Data records:
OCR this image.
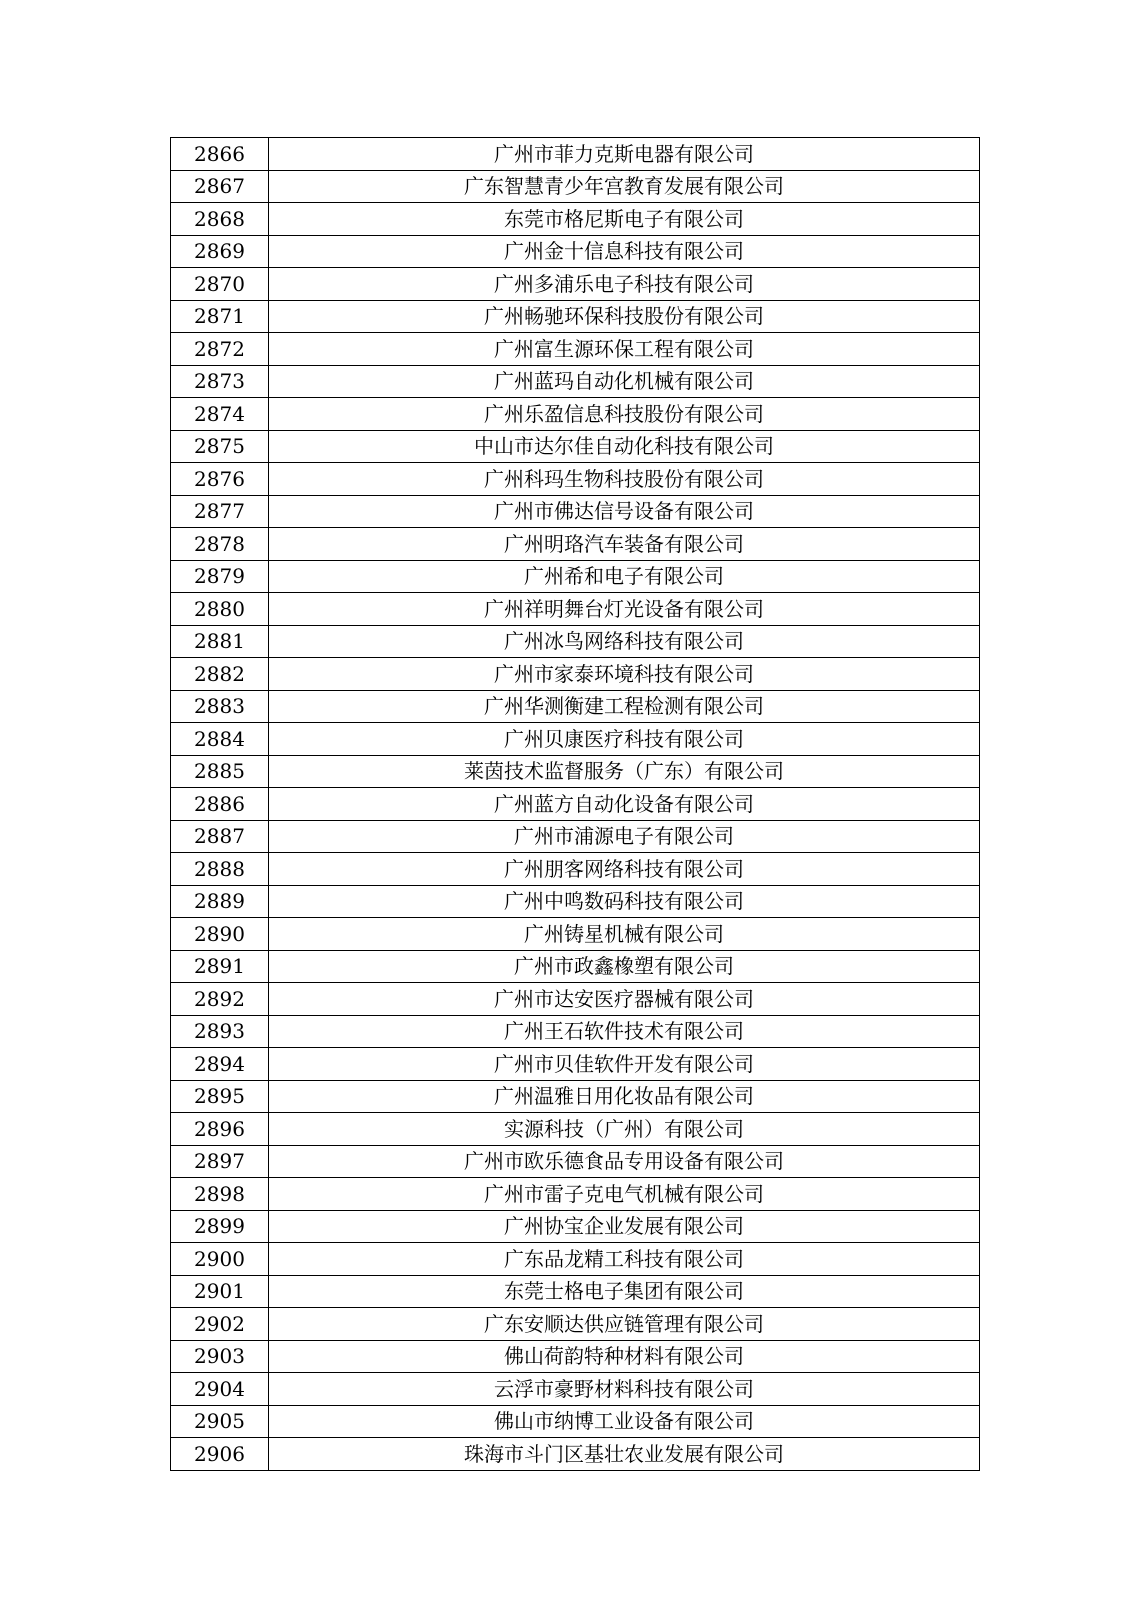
2866	广州市菲力克斯电器有限公司
2867	广东智慧青少年宫教育发展有限公司
2868	东莞市格尼斯电子有限公司
2869	广州金十信息科技有限公司
2870	广州多浦乐电子科技有限公司
2871	广州畅驰环保科技股份有限公司
2872	广州富生源环保工程有限公司
2873	广州蓝玛自动化机械有限公司
2874	广州乐盈信息科技股份有限公司
2875	中山市达尔佳自动化科技有限公司
2876	广州科玛生物科技股份有限公司
2877	广州市佛达信号设备有限公司
2878	广州明珞汽车装备有限公司
2879	广州希和电子有限公司
2880	广州祥明舞台灯光设备有限公司
2881	广州冰鸟网络科技有限公司
2882	广州市家泰环境科技有限公司
2883	广州华测衡建工程检测有限公司
2884	广州贝康医疗科技有限公司
2885	莱茵技术监督服务（广东）有限公司
2886	广州蓝方自动化设备有限公司
2887	广州市浦源电子有限公司
2888	广州朋客网络科技有限公司
2889	广州中鸣数码科技有限公司
2890	广州铸星机械有限公司
2891	广州市政鑫橡塑有限公司
2892	广州市达安医疗器械有限公司
2893	广州王石软件技术有限公司
2894	广州市贝佳软件开发有限公司
2895	广州温雅日用化妆品有限公司
2896	实源科技（广州）有限公司
2897	广州市欧乐德食品专用设备有限公司
2898	广州市雷子克电气机械有限公司
2899	广州协宝企业发展有限公司
2900	广东品龙精工科技有限公司
2901	东莞士格电子集团有限公司
2902	广东安顺达供应链管理有限公司
2903	佛山荷韵特种材料有限公司
2904	云浮市豪野材料科技有限公司
2905	佛山市纳博工业设备有限公司
2906	珠海市斗门区基壮农业发展有限公司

Your goal: Pictures are not part of the copy; reproduce everything else in the records exactly.

Exercise result:
OCR this image.
2866	广州市菲力克斯电器有限公司
2867	广东智慧青少年宫教育发展有限公司
2868	东莞市格尼斯电子有限公司
2869	广州金十信息科技有限公司
2870	广州多浦乐电子科技有限公司
2871	广州畅驰环保科技股份有限公司
2872	广州富生源环保工程有限公司
2873	广州蓝玛自动化机械有限公司
2874	广州乐盈信息科技股份有限公司
2875	中山市达尔佳自动化科技有限公司
2876	广州科玛生物科技股份有限公司
2877	广州市佛达信号设备有限公司
2878	广州明珞汽车装备有限公司
2879	广州希和电子有限公司
2880	广州祥明舞台灯光设备有限公司
2881	广州冰鸟网络科技有限公司
2882	广州市家泰环境科技有限公司
2883	广州华测衡建工程检测有限公司
2884	广州贝康医疗科技有限公司
2885	莱茵技术监督服务（广东）有限公司
2886	广州蓝方自动化设备有限公司
2887	广州市浦源电子有限公司
2888	广州朋客网络科技有限公司
2889	广州中鸣数码科技有限公司
2890	广州铸星机械有限公司
2891	广州市政鑫橡塑有限公司
2892	广州市达安医疗器械有限公司
2893	广州王石软件技术有限公司
2894	广州市贝佳软件开发有限公司
2895	广州温雅日用化妆品有限公司
2896	实源科技（广州）有限公司
2897	广州市欧乐德食品专用设备有限公司
2898	广州市雷子克电气机械有限公司
2899	广州协宝企业发展有限公司
2900	广东品龙精工科技有限公司
2901	东莞士格电子集团有限公司
2902	广东安顺达供应链管理有限公司
2903	佛山荷韵特种材料有限公司
2904	云浮市豪野材料科技有限公司
2905	佛山市纳博工业设备有限公司
2906	珠海市斗门区基壮农业发展有限公司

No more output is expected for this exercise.